[WHAT IS REQUIRED]: Take the line that has "Serialize everything readable" in it and every line after it to the end of the entries, and reproduce them exactly.

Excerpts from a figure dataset
┌──

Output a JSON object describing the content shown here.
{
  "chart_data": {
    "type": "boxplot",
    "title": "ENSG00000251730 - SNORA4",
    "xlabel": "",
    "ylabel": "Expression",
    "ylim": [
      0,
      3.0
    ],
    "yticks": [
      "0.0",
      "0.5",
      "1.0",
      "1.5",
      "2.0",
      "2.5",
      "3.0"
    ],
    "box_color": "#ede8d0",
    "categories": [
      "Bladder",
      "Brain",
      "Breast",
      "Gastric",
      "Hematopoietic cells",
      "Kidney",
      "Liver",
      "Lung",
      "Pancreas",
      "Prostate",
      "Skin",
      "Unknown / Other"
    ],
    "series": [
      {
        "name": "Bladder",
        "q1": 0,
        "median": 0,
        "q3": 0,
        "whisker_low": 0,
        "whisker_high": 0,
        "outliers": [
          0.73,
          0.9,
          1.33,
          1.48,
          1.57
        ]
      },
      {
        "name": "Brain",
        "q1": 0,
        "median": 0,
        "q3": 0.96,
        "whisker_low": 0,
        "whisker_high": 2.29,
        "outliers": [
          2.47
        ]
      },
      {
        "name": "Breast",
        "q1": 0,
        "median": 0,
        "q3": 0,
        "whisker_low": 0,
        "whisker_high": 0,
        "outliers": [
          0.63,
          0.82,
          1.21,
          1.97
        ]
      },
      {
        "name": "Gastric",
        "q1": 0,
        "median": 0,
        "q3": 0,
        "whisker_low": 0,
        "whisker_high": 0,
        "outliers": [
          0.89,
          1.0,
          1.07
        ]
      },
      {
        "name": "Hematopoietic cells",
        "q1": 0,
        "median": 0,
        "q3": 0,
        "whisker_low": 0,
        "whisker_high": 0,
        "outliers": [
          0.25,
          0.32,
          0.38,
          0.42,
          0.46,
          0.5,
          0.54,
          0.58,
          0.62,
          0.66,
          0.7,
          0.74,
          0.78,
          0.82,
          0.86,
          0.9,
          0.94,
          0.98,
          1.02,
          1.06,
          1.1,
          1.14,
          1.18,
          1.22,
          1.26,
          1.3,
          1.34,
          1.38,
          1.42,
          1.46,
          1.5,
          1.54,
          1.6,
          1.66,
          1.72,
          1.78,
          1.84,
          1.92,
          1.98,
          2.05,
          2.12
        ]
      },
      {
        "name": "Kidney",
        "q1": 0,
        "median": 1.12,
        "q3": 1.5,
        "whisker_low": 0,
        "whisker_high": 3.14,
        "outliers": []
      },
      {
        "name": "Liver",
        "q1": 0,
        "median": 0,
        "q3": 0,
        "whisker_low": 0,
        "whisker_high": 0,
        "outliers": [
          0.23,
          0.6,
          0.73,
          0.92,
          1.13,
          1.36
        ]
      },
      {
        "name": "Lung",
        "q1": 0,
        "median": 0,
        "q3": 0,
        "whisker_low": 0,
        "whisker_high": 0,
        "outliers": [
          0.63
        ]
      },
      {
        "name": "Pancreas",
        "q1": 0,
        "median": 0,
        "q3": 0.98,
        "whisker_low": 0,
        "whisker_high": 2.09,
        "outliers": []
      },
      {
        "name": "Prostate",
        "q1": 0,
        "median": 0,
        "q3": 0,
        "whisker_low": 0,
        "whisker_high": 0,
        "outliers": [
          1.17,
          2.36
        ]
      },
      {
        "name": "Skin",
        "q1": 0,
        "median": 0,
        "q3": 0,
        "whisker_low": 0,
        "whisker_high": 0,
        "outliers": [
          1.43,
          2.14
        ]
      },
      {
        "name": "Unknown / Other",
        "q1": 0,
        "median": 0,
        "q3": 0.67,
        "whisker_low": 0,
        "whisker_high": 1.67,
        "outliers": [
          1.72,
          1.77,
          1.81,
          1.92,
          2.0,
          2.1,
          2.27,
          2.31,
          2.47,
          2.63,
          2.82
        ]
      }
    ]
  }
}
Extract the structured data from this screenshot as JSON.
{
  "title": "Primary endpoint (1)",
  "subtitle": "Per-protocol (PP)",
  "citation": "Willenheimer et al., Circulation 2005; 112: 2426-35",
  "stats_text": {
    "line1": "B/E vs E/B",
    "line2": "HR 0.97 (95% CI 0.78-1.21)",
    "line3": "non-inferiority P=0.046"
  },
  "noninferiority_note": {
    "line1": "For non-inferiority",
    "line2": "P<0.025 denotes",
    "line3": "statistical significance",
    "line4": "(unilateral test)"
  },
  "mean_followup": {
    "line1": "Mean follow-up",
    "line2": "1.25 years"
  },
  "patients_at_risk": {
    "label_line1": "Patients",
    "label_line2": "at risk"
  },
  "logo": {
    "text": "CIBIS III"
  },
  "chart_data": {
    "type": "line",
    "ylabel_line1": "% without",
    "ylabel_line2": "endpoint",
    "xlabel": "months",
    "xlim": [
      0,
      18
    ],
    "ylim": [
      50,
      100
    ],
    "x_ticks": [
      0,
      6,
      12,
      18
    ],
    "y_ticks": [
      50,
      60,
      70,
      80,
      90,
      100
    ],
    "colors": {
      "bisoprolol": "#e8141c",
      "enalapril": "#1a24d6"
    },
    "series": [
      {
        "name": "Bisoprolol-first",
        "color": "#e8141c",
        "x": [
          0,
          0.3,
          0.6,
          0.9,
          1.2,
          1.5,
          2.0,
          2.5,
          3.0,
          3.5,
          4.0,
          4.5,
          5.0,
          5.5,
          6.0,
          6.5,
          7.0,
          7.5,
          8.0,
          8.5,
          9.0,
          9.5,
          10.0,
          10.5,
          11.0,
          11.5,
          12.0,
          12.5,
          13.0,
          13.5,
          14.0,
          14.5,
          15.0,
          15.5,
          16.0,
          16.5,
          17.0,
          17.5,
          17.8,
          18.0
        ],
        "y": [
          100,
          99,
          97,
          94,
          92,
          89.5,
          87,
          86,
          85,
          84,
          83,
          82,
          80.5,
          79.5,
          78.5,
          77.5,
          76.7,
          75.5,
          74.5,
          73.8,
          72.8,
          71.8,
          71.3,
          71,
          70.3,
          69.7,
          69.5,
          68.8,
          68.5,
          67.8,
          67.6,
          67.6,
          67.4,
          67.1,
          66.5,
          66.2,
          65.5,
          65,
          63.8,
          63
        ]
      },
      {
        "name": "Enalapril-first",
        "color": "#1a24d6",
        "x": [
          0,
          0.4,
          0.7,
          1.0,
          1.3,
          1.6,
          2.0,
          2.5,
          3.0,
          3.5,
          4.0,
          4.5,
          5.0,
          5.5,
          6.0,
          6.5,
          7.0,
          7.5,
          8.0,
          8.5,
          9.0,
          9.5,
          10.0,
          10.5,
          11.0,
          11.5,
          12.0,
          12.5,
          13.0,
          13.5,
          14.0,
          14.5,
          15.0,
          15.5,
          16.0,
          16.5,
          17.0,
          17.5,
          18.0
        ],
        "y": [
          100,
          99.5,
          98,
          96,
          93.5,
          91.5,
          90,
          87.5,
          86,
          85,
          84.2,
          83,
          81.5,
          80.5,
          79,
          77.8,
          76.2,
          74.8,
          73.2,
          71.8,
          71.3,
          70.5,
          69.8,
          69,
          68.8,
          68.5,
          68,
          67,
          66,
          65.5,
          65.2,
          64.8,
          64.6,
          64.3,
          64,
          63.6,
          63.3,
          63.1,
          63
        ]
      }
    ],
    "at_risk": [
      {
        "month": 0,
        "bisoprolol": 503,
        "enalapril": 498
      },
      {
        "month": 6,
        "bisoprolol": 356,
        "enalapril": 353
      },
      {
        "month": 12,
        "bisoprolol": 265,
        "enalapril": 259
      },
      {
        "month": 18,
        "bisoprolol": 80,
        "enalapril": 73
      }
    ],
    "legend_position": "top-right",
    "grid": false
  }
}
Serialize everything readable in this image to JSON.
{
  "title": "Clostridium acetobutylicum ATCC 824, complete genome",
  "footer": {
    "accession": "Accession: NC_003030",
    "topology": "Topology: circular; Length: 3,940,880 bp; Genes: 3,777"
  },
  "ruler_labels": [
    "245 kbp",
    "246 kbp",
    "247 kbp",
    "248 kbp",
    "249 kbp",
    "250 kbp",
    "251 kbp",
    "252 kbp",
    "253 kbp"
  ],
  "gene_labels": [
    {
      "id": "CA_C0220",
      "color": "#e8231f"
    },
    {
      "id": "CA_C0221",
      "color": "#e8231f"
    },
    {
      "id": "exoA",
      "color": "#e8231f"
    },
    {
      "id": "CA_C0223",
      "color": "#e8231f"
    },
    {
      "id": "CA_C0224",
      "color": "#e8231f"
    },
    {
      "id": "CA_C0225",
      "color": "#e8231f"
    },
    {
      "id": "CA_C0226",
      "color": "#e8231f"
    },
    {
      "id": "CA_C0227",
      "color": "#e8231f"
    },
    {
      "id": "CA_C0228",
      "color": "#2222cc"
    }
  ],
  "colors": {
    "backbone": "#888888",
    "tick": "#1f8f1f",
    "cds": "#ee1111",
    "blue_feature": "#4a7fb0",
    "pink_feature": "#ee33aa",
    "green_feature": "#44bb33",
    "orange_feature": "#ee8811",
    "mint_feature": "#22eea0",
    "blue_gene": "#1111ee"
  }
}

└──

[EXERCISE RESPONSE]:
Serialize everything readable in this image to JSON.
{
  "title": "Clostridium acetobutylicum ATCC 824, complete genome",
  "footer": {
    "accession": "Accession: NC_003030",
    "topology": "Topology: circular; Length: 3,940,880 bp; Genes: 3,777"
  },
  "ruler_labels": [
    "245 kbp",
    "246 kbp",
    "247 kbp",
    "248 kbp",
    "249 kbp",
    "250 kbp",
    "251 kbp",
    "252 kbp",
    "253 kbp"
  ],
  "gene_labels": [
    {
      "id": "CA_C0220",
      "color": "#e8231f"
    },
    {
      "id": "CA_C0221",
      "color": "#e8231f"
    },
    {
      "id": "exoA",
      "color": "#e8231f"
    },
    {
      "id": "CA_C0223",
      "color": "#e8231f"
    },
    {
      "id": "CA_C0224",
      "color": "#e8231f"
    },
    {
      "id": "CA_C0225",
      "color": "#e8231f"
    },
    {
      "id": "CA_C0226",
      "color": "#e8231f"
    },
    {
      "id": "CA_C0227",
      "color": "#e8231f"
    },
    {
      "id": "CA_C0228",
      "color": "#2222cc"
    }
  ],
  "colors": {
    "backbone": "#888888",
    "tick": "#1f8f1f",
    "cds": "#ee1111",
    "blue_feature": "#4a7fb0",
    "pink_feature": "#ee33aa",
    "green_feature": "#44bb33",
    "orange_feature": "#ee8811",
    "mint_feature": "#22eea0",
    "blue_gene": "#1111ee"
  }
}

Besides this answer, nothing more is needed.